**Required task**
Search the records for the word "pohledávky" and report each line that has it.

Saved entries
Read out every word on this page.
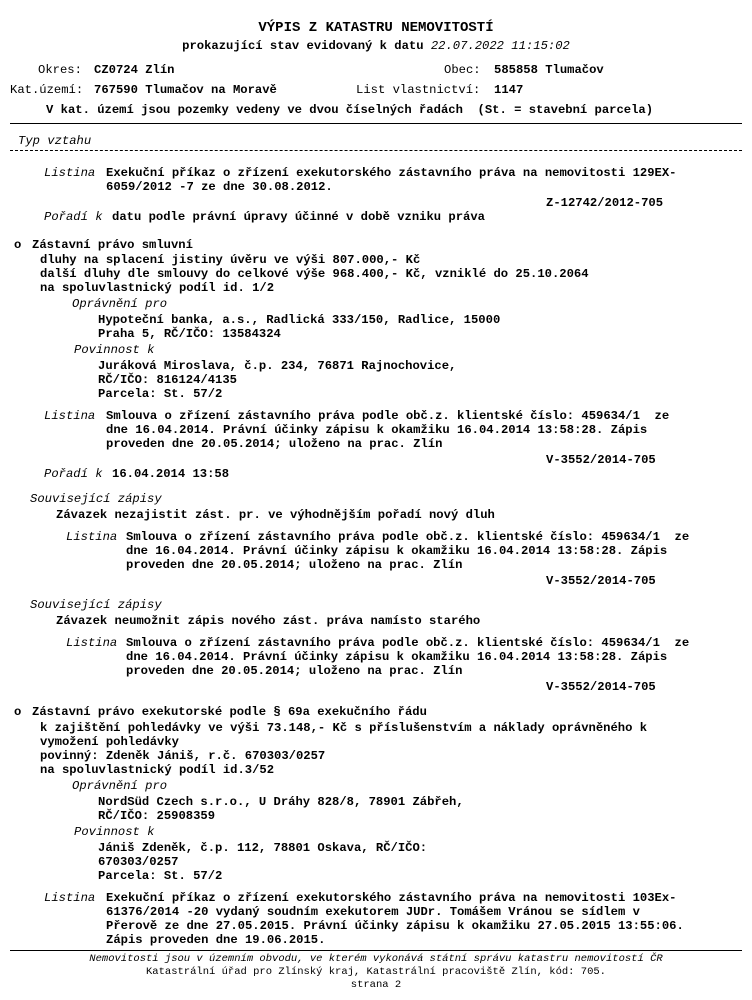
VÝPIS Z KATASTRU NEMOVITOSTÍ
prokazující stav evidovaný k datu 22.07.2022 11:15:02
Okres: CZ0724 Zlín	Obec: 585858 Tlumačov
Kat.území: 767590 Tlumačov na Moravě	List vlastnictví: 1147
V kat. území jsou pozemky vedeny ve dvou číselných řadách  (St. = stavební parcela)
Typ vztahu
Listina Exekuční příkaz o zřízení exekutorského zástavního práva na nemovitosti 129EX-
6059/2012 -7 ze dne 30.08.2012.
Z-12742/2012-705
Pořadí k datu podle právní úpravy účinné v době vzniku práva
o Zástavní právo smluvní
dluhy na splacení jistiny úvěru ve výši 807.000,- Kč
další dluhy dle smlouvy do celkové výše 968.400,- Kč, vzniklé do 25.10.2064
na spoluvlastnický podíl id. 1/2
Oprávnění pro
Hypoteční banka, a.s., Radlická 333/150, Radlice, 15000
Praha 5, RČ/IČO: 13584324
Povinnost k
Juráková Miroslava, č.p. 234, 76871 Rajnochovice,
RČ/IČO: 816124/4135
Parcela: St. 57/2
Listina Smlouva o zřízení zástavního práva podle obč.z. klientské číslo: 459634/1  ze
dne 16.04.2014. Právní účinky zápisu k okamžiku 16.04.2014 13:58:28. Zápis
proveden dne 20.05.2014; uloženo na prac. Zlín
V-3552/2014-705
Pořadí k 16.04.2014 13:58
Související zápisy
Závazek nezajistit zást. pr. ve výhodnějším pořadí nový dluh
Listina Smlouva o zřízení zástavního práva podle obč.z. klientské číslo: 459634/1  ze
dne 16.04.2014. Právní účinky zápisu k okamžiku 16.04.2014 13:58:28. Zápis
proveden dne 20.05.2014; uloženo na prac. Zlín
V-3552/2014-705
Související zápisy
Závazek neumožnit zápis nového zást. práva namísto starého
Listina Smlouva o zřízení zástavního práva podle obč.z. klientské číslo: 459634/1  ze
dne 16.04.2014. Právní účinky zápisu k okamžiku 16.04.2014 13:58:28. Zápis
proveden dne 20.05.2014; uloženo na prac. Zlín
V-3552/2014-705
o Zástavní právo exekutorské podle § 69a exekučního řádu
k zajištění pohledávky ve výši 73.148,- Kč s příslušenstvím a náklady oprávněného k
vymožení pohledávky
povinný: Zdeněk Jániš, r.č. 670303/0257
na spoluvlastnický podíl id.3/52
Oprávnění pro
NordSüd Czech s.r.o., U Dráhy 828/8, 78901 Zábřeh,
RČ/IČO: 25908359
Povinnost k
Jániš Zdeněk, č.p. 112, 78801 Oskava, RČ/IČO:
670303/0257
Parcela: St. 57/2
Listina Exekuční příkaz o zřízení exekutorského zástavního práva na nemovitosti 103Ex-
61376/2014 -20 vydaný soudním exekutorem JUDr. Tomášem Vránou se sídlem v
Přerově ze dne 27.05.2015. Právní účinky zápisu k okamžiku 27.05.2015 13:55:06.
Zápis proveden dne 19.06.2015.
Nemovitosti jsou v územním obvodu, ve kterém vykonává státní správu katastru nemovitostí ČR
Katastrální úřad pro Zlínský kraj, Katastrální pracoviště Zlín, kód: 705.
strana 2
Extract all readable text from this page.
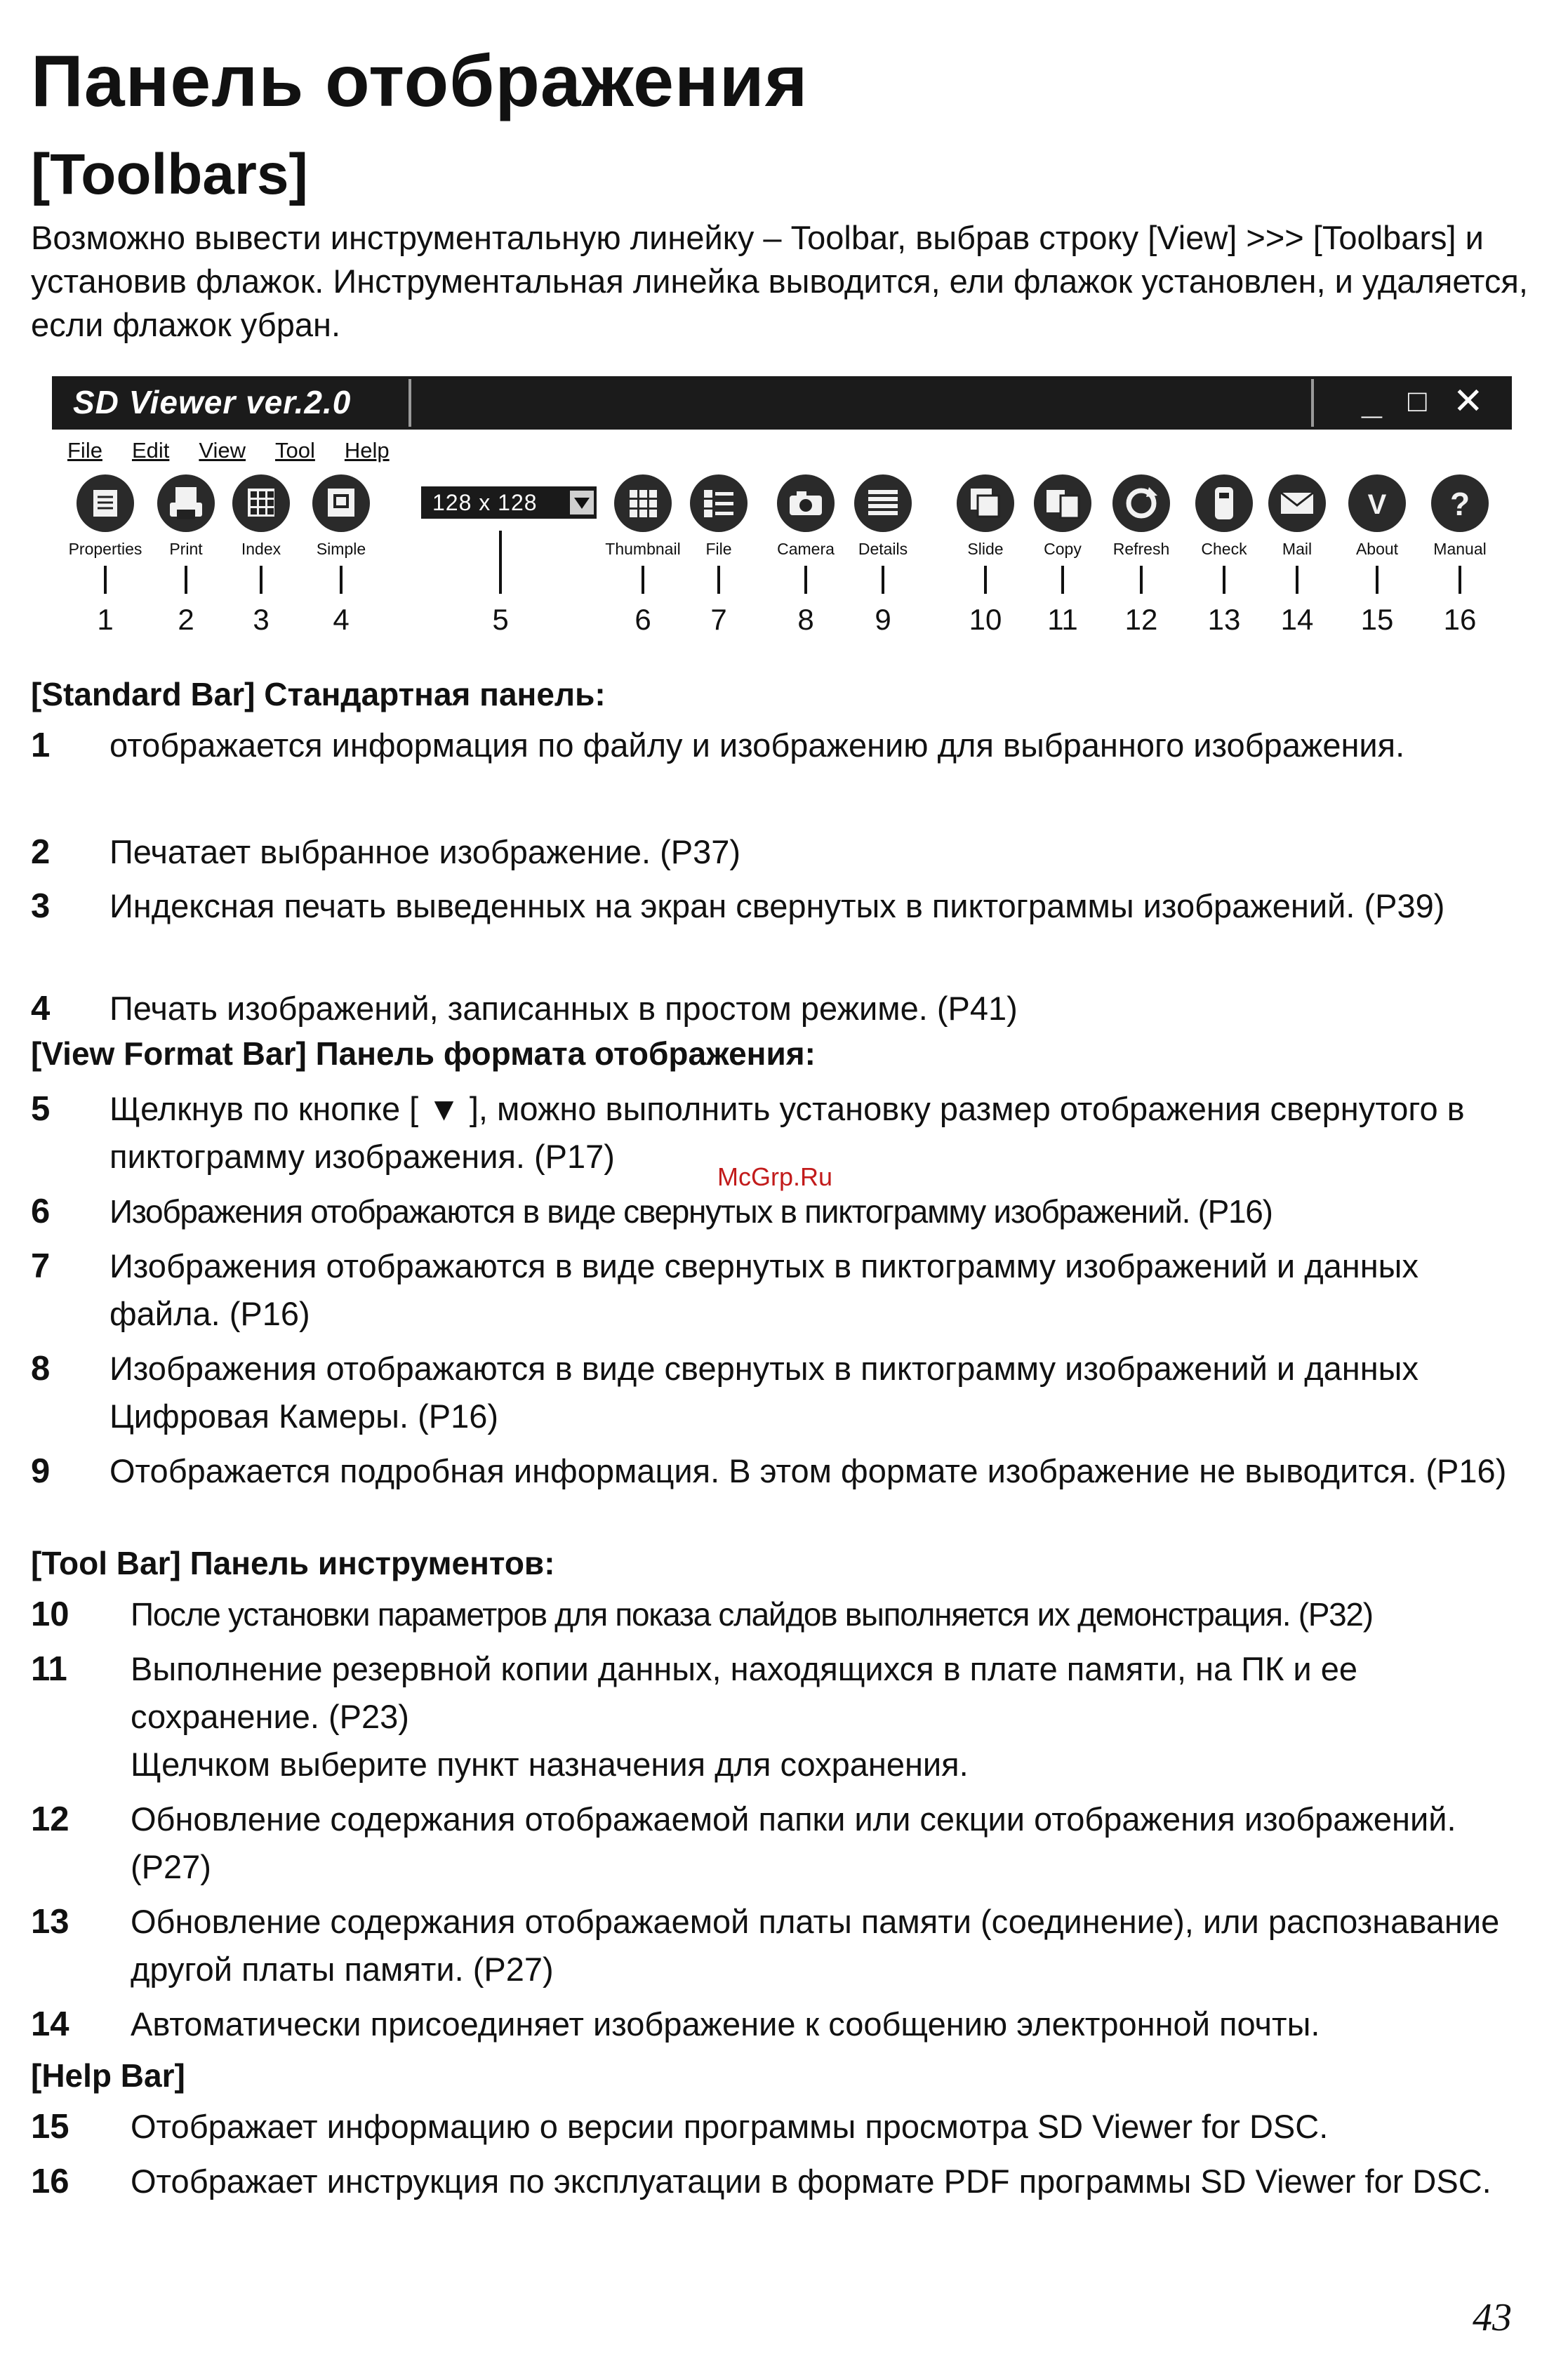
Панель отображения
[Toolbars]

Возможно вывести инструментальную линейку – Toolbar, выбрав строку [View] >>> [Toolbars] и установив флажок. Инструментальная линейка выводится, ели флажок установлен, и удаляется, если флажок убран.

SD Viewer ver.2.0	_ □ ✕
File Edit View Tool Help
128 x 128
Properties
1
Print
2
Index
3
Simple
4	5
Thumbnail
6
File
7
Camera
8
Details
9
Slide
10
Copy
11
Refresh
12
Check
13
Mail
14
V
About
15
?
Manual
16
[Standard Bar] Стандартная панель:
[View Format Bar] Панель формата отображения:
[Tool Bar] Панель инструментов:
[Help Bar]
1 отображается информация по файлу и изображению для выбранного изображения.
2 Печатает выбранное изображение. (P37)
3 Индексная печать выведенных на экран свернутых в пиктограммы изображений. (P39)
4 Печать изображений, записанных в простом режиме. (P41)
5 Щелкнув по кнопке [ ▼ ], можно выполнить установку размер отображения свернутого в пиктограмму изображения. (P17)
6 Изображения отображаются в виде свернутых в пиктограмму изображений. (P16)
7 Изображения отображаются в виде свернутых в пиктограмму изображений и данных файла. (P16)
8 Изображения отображаются в виде свернутых в пиктограмму изображений и данных Цифровая Камеры. (P16)
9 Отображается подробная информация. В этом формате изображение не выводится. (P16)
10 После установки параметров для показа слайдов выполняется их демонстрация. (P32)
11 Выполнение резервной копии данных, находящихся в плате памяти, на ПК и ее сохранение. (P23)
Щелчком выберите пункт назначения для сохранения.
12 Обновление содержания отображаемой папки или секции отображения изображений. (P27)
13 Обновление содержания отображаемой платы памяти (соединение), или распознавание другой платы памяти. (P27)
14 Автоматически присоединяет изображение к сообщению электронной почты.
15 Отображает информацию о версии программы просмотра SD Viewer for DSC.
16 Отображает инструкция по эксплуатации в формате PDF программы SD Viewer for DSC.
McGrp.Ru
43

**Answer to this task**
k zajištění pohledávky ve výši 73.148,- Kč s příslušenstvím a náklady oprávněného k
vymožení pohledávky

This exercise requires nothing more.